_DIRECTIONS FOR THIS TASK_: Without the pictures, return all of the material exactly as written.

(begin)

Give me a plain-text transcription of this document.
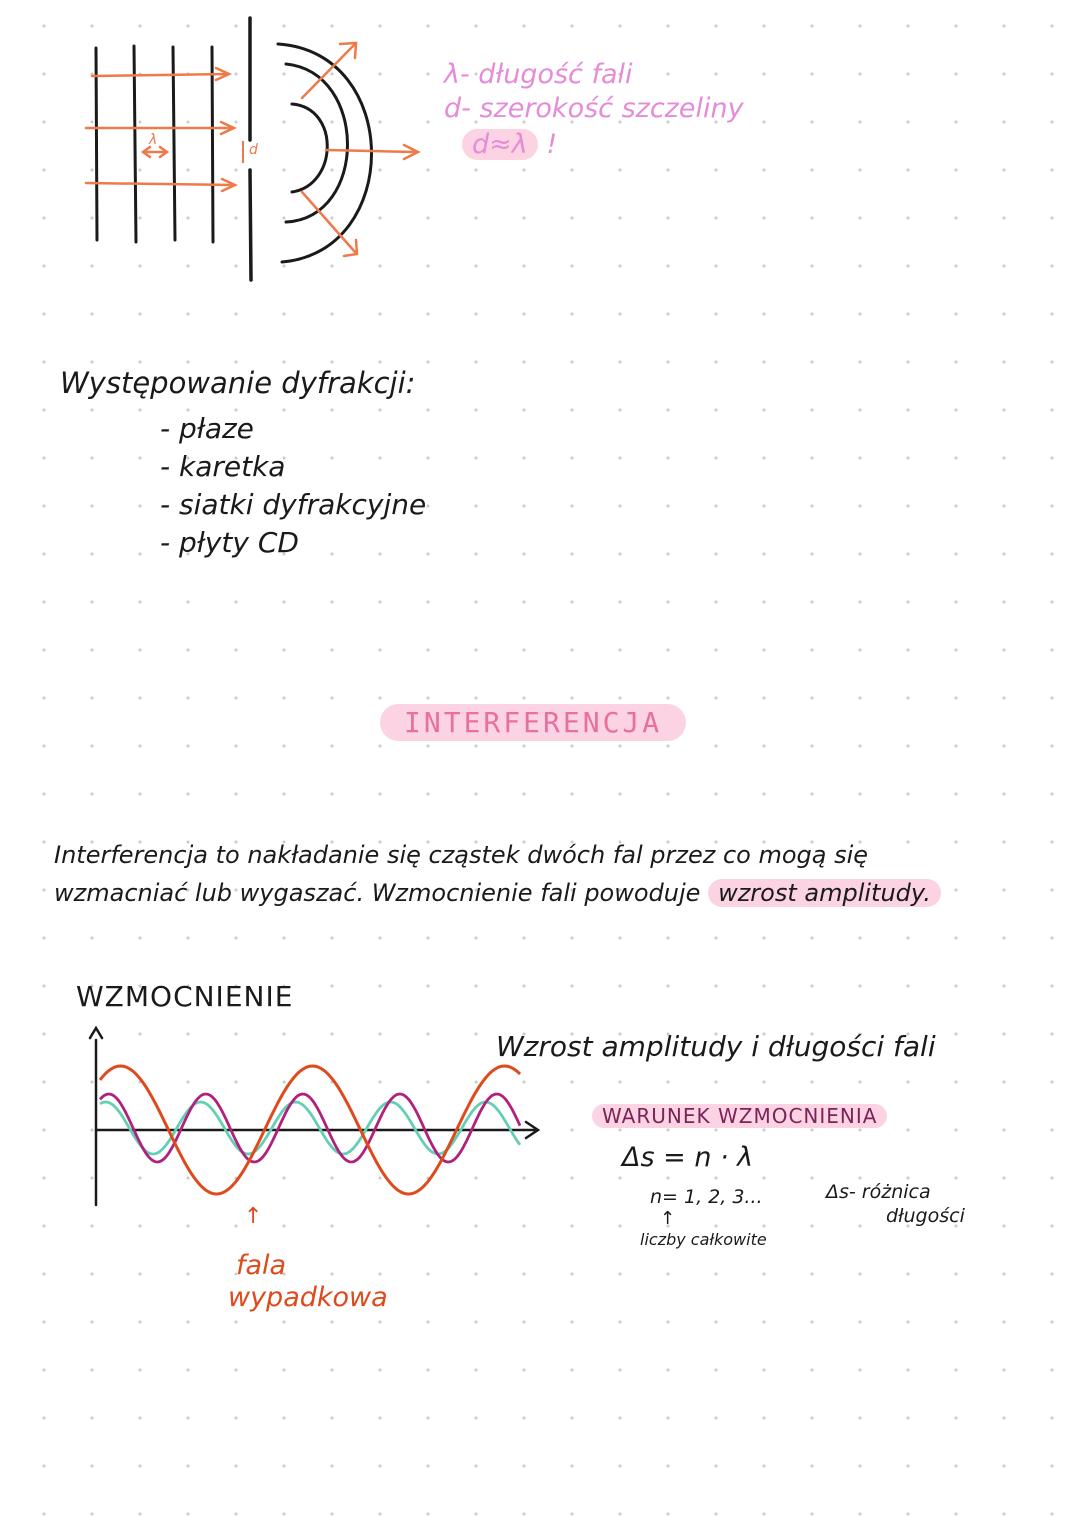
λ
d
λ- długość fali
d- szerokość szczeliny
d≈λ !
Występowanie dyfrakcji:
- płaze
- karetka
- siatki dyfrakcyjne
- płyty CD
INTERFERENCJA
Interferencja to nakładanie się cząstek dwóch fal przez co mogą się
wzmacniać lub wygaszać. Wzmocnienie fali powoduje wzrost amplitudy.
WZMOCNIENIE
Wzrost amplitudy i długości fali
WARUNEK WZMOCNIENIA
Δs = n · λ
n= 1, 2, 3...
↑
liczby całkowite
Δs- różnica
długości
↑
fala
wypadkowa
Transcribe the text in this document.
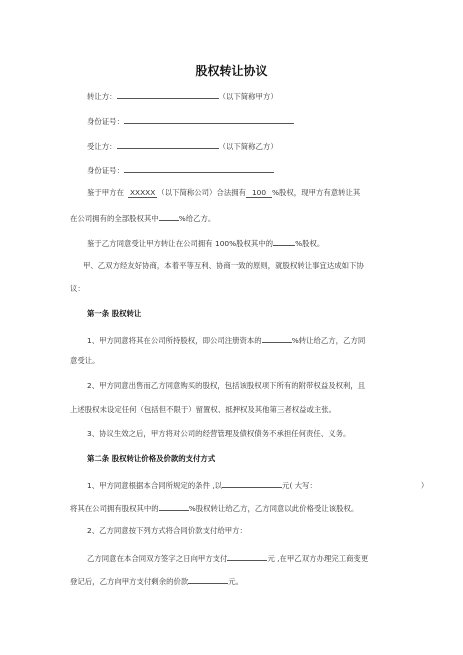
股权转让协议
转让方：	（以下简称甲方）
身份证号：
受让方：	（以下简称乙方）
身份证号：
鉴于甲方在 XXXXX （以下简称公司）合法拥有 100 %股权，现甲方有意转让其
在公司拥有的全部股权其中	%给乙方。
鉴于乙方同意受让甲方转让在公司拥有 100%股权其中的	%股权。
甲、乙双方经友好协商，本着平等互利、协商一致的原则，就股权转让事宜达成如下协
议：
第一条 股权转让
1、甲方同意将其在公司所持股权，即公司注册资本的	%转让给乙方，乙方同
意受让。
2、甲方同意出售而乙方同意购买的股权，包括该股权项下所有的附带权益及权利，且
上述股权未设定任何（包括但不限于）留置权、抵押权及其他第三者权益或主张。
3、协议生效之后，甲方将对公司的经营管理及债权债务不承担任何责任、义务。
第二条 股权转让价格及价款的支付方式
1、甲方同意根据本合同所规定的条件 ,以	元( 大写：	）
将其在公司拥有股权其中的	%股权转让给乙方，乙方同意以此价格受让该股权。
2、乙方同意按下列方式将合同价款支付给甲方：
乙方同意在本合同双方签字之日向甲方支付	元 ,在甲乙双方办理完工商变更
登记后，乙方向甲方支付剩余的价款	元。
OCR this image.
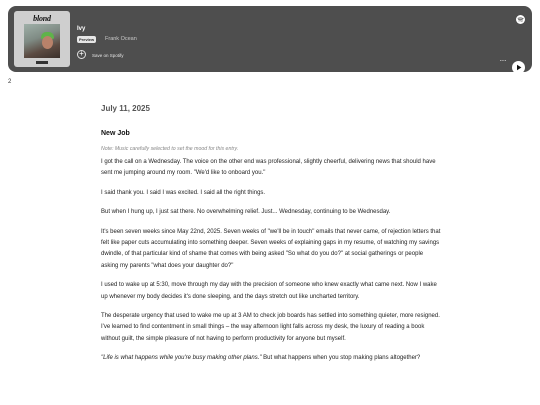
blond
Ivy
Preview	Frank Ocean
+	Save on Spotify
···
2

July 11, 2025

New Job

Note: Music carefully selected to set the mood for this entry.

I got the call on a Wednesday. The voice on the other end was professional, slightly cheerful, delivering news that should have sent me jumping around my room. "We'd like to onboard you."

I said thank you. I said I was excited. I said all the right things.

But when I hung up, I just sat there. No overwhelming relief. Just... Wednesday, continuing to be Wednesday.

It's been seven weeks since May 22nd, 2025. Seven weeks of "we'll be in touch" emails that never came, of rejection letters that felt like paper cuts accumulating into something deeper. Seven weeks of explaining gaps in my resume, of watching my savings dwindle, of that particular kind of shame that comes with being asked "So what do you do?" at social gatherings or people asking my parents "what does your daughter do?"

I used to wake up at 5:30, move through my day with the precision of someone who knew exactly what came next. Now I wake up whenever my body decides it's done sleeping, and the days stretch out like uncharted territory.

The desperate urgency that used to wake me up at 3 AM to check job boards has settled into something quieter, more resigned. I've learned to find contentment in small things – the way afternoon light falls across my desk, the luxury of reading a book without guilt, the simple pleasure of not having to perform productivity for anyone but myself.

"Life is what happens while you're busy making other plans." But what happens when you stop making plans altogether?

(end)

_SOLUTION TO THE PROBLEM_:
Give me a plain-text transcription of this document.
λ
d
λ- długość fali
d- szerokość szczeliny
d≈λ !
Występowanie dyfrakcji:
- płaze
- karetka
- siatki dyfrakcyjne
- płyty CD
INTERFERENCJA
Interferencja to nakładanie się cząstek dwóch fal przez co mogą się
wzmacniać lub wygaszać. Wzmocnienie fali powoduje wzrost amplitudy.
WZMOCNIENIE
Wzrost amplitudy i długości fali
WARUNEK WZMOCNIENIA
Δs = n · λ
n= 1, 2, 3...
↑
liczby całkowite
Δs- różnica
długości
↑
fala
wypadkowa
Transcribe the text in this document.
股权转让协议
转让方：	（以下简称甲方）
身份证号：
受让方：	（以下简称乙方）
身份证号：
鉴于甲方在 XXXXX （以下简称公司）合法拥有 100 %股权，现甲方有意转让其
在公司拥有的全部股权其中	%给乙方。
鉴于乙方同意受让甲方转让在公司拥有 100%股权其中的	%股权。
甲、乙双方经友好协商，本着平等互利、协商一致的原则，就股权转让事宜达成如下协
议：
第一条 股权转让
1、甲方同意将其在公司所持股权，即公司注册资本的	%转让给乙方，乙方同
意受让。
2、甲方同意出售而乙方同意购买的股权，包括该股权项下所有的附带权益及权利，且
上述股权未设定任何（包括但不限于）留置权、抵押权及其他第三者权益或主张。
3、协议生效之后，甲方将对公司的经营管理及债权债务不承担任何责任、义务。
第二条 股权转让价格及价款的支付方式
1、甲方同意根据本合同所规定的条件 ,以	元( 大写：	）
将其在公司拥有股权其中的	%股权转让给乙方，乙方同意以此价格受让该股权。
2、乙方同意按下列方式将合同价款支付给甲方：
乙方同意在本合同双方签字之日向甲方支付	元 ,在甲乙双方办理完工商变更
登记后，乙方向甲方支付剩余的价款	元。
OCR this image.
blond
Ivy
Preview	Frank Ocean
+	Save on Spotify
···
2

July 11, 2025

New Job

Note: Music carefully selected to set the mood for this entry.

I got the call on a Wednesday. The voice on the other end was professional, slightly cheerful, delivering news that should have sent me jumping around my room. "We'd like to onboard you."

I said thank you. I said I was excited. I said all the right things.

But when I hung up, I just sat there. No overwhelming relief. Just... Wednesday, continuing to be Wednesday.

It's been seven weeks since May 22nd, 2025. Seven weeks of "we'll be in touch" emails that never came, of rejection letters that felt like paper cuts accumulating into something deeper. Seven weeks of explaining gaps in my resume, of watching my savings dwindle, of that particular kind of shame that comes with being asked "So what do you do?" at social gatherings or people asking my parents "what does your daughter do?"

I used to wake up at 5:30, move through my day with the precision of someone who knew exactly what came next. Now I wake up whenever my body decides it's done sleeping, and the days stretch out like uncharted territory.

The desperate urgency that used to wake me up at 3 AM to check job boards has settled into something quieter, more resigned. I've learned to find contentment in small things – the way afternoon light falls across my desk, the luxury of reading a book without guilt, the simple pleasure of not having to perform productivity for anyone but myself.

"Life is what happens while you're busy making other plans." But what happens when you stop making plans altogether?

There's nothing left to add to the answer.